Task instructions
Transcribe every one of the records below verbatim, leaving out the pictures.
### Record set ###
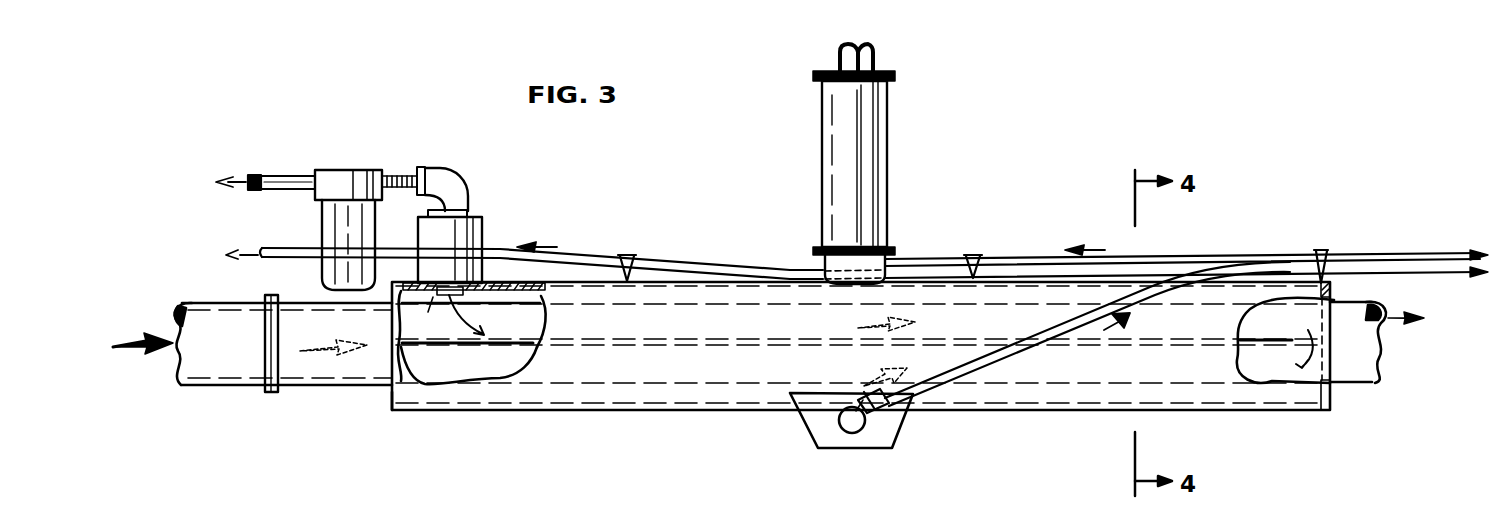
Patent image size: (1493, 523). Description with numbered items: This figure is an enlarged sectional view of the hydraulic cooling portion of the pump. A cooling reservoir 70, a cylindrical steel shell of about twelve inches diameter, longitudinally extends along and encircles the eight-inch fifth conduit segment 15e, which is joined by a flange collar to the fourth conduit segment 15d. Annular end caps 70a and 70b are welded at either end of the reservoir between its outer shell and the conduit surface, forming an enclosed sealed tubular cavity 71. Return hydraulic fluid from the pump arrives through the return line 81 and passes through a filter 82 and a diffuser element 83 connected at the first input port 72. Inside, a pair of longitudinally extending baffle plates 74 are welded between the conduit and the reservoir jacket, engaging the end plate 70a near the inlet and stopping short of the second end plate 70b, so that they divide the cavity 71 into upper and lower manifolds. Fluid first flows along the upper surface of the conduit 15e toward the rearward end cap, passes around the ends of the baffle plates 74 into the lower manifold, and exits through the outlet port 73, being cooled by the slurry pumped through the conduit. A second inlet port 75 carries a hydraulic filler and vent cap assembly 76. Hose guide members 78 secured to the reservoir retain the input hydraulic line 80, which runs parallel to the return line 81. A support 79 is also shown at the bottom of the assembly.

The fourth conduit segment 15d is at (222, 366).
The fifth conduit segment 15e is at (313, 369).
The cooling reservoir 70 is at (710, 411).
The annular end cap 70a is at (392, 393).
The annular end cap 70b is at (1334, 384).
The tubular cavity 71 is at (523, 296).
The first input port 72 is at (446, 312).
The outlet port 73 is at (848, 434).
The baffle plates 74 is at (519, 348).
The second inlet port 75 is at (880, 271).
The hydraulic filler and vent cap assembly 76 is at (879, 162).
The hose guide members 78 is at (628, 266).
The support 79 is at (650, 517).
The input hydraulic line 80 is at (300, 258).
The return line 81 is at (276, 176).
The filter 82 is at (357, 180).
The diffuser element 83 is at (443, 186).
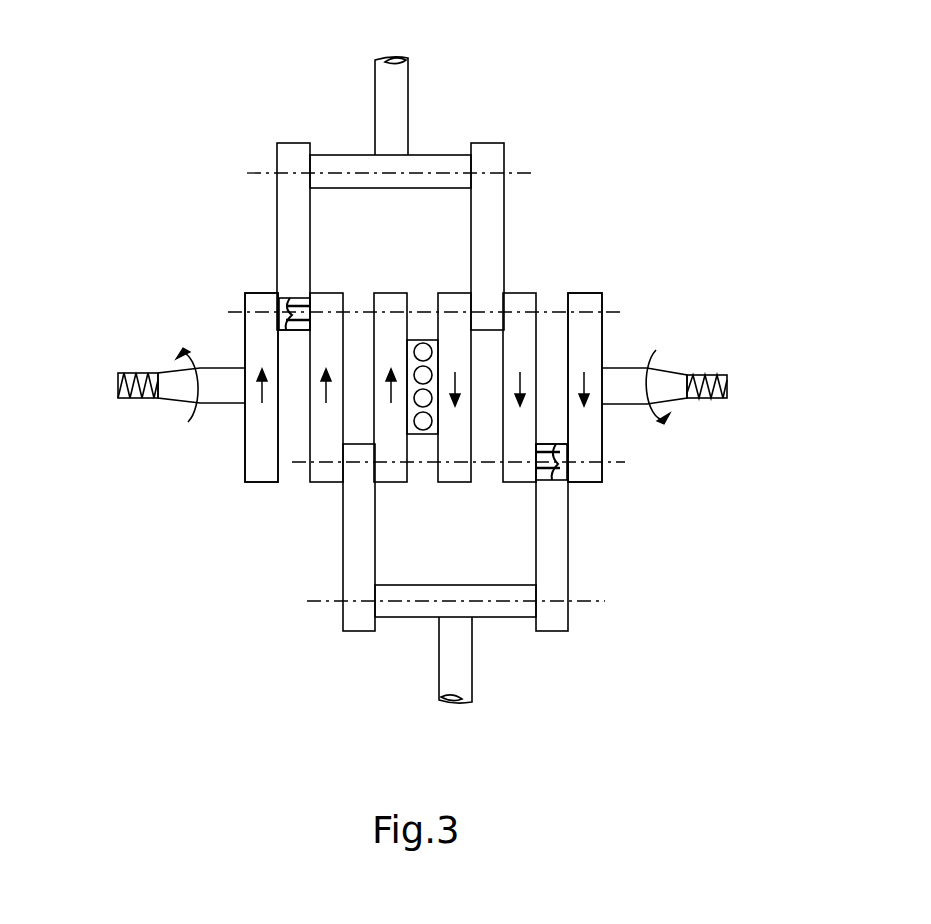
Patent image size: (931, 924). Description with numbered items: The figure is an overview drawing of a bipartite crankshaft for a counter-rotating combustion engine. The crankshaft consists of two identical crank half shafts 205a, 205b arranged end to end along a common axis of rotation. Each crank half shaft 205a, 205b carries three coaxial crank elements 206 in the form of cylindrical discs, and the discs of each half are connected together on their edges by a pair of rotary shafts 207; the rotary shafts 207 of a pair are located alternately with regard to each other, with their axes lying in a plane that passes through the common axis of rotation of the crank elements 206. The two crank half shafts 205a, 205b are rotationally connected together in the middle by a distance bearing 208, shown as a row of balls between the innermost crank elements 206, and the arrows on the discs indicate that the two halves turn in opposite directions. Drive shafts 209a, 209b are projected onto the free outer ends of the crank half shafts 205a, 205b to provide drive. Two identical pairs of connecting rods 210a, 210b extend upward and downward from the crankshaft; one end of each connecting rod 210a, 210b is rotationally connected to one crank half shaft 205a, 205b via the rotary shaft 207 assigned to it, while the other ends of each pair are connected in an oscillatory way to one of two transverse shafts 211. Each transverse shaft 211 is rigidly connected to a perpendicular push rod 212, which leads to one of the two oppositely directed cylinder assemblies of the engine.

The crank half shaft 205a is at (232, 454).
The crank half shaft 205b is at (622, 454).
The crank element 206 is at (257, 340).
The rotary shaft 207 is at (293, 305).
The distance bearing 208 is at (425, 373).
The drive shaft 209a is at (178, 377).
The drive shaft 209b is at (670, 380).
The connecting rod 210a is at (295, 237).
The connecting rod 210b is at (493, 230).
The transverse shaft 211 is at (363, 163).
The push rod 212 is at (397, 125).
###
Response to this task
Patent image size: (1493, 523). Description with numbered items: This figure is an enlarged sectional view of the hydraulic cooling portion of the pump. A cooling reservoir 70, a cylindrical steel shell of about twelve inches diameter, longitudinally extends along and encircles the eight-inch fifth conduit segment 15e, which is joined by a flange collar to the fourth conduit segment 15d. Annular end caps 70a and 70b are welded at either end of the reservoir between its outer shell and the conduit surface, forming an enclosed sealed tubular cavity 71. Return hydraulic fluid from the pump arrives through the return line 81 and passes through a filter 82 and a diffuser element 83 connected at the first input port 72. Inside, a pair of longitudinally extending baffle plates 74 are welded between the conduit and the reservoir jacket, engaging the end plate 70a near the inlet and stopping short of the second end plate 70b, so that they divide the cavity 71 into upper and lower manifolds. Fluid first flows along the upper surface of the conduit 15e toward the rearward end cap, passes around the ends of the baffle plates 74 into the lower manifold, and exits through the outlet port 73, being cooled by the slurry pumped through the conduit. A second inlet port 75 carries a hydraulic filler and vent cap assembly 76. Hose guide members 78 secured to the reservoir retain the input hydraulic line 80, which runs parallel to the return line 81. A support 79 is also shown at the bottom of the assembly.

The fourth conduit segment 15d is at (222, 366).
The fifth conduit segment 15e is at (313, 369).
The cooling reservoir 70 is at (710, 411).
The annular end cap 70a is at (392, 393).
The annular end cap 70b is at (1334, 384).
The tubular cavity 71 is at (523, 296).
The first input port 72 is at (446, 312).
The outlet port 73 is at (848, 434).
The baffle plates 74 is at (519, 348).
The second inlet port 75 is at (880, 271).
The hydraulic filler and vent cap assembly 76 is at (879, 162).
The hose guide members 78 is at (628, 266).
The support 79 is at (650, 517).
The input hydraulic line 80 is at (300, 258).
The return line 81 is at (276, 176).
The filter 82 is at (357, 180).
The diffuser element 83 is at (443, 186).
Patent image size: (931, 924). Description with numbered items: The figure is an overview drawing of a bipartite crankshaft for a counter-rotating combustion engine. The crankshaft consists of two identical crank half shafts 205a, 205b arranged end to end along a common axis of rotation. Each crank half shaft 205a, 205b carries three coaxial crank elements 206 in the form of cylindrical discs, and the discs of each half are connected together on their edges by a pair of rotary shafts 207; the rotary shafts 207 of a pair are located alternately with regard to each other, with their axes lying in a plane that passes through the common axis of rotation of the crank elements 206. The two crank half shafts 205a, 205b are rotationally connected together in the middle by a distance bearing 208, shown as a row of balls between the innermost crank elements 206, and the arrows on the discs indicate that the two halves turn in opposite directions. Drive shafts 209a, 209b are projected onto the free outer ends of the crank half shafts 205a, 205b to provide drive. Two identical pairs of connecting rods 210a, 210b extend upward and downward from the crankshaft; one end of each connecting rod 210a, 210b is rotationally connected to one crank half shaft 205a, 205b via the rotary shaft 207 assigned to it, while the other ends of each pair are connected in an oscillatory way to one of two transverse shafts 211. Each transverse shaft 211 is rigidly connected to a perpendicular push rod 212, which leads to one of the two oppositely directed cylinder assemblies of the engine.

The crank half shaft 205a is at (232, 454).
The crank half shaft 205b is at (622, 454).
The crank element 206 is at (257, 340).
The rotary shaft 207 is at (293, 305).
The distance bearing 208 is at (425, 373).
The drive shaft 209a is at (178, 377).
The drive shaft 209b is at (670, 380).
The connecting rod 210a is at (295, 237).
The connecting rod 210b is at (493, 230).
The transverse shaft 211 is at (363, 163).
The push rod 212 is at (397, 125).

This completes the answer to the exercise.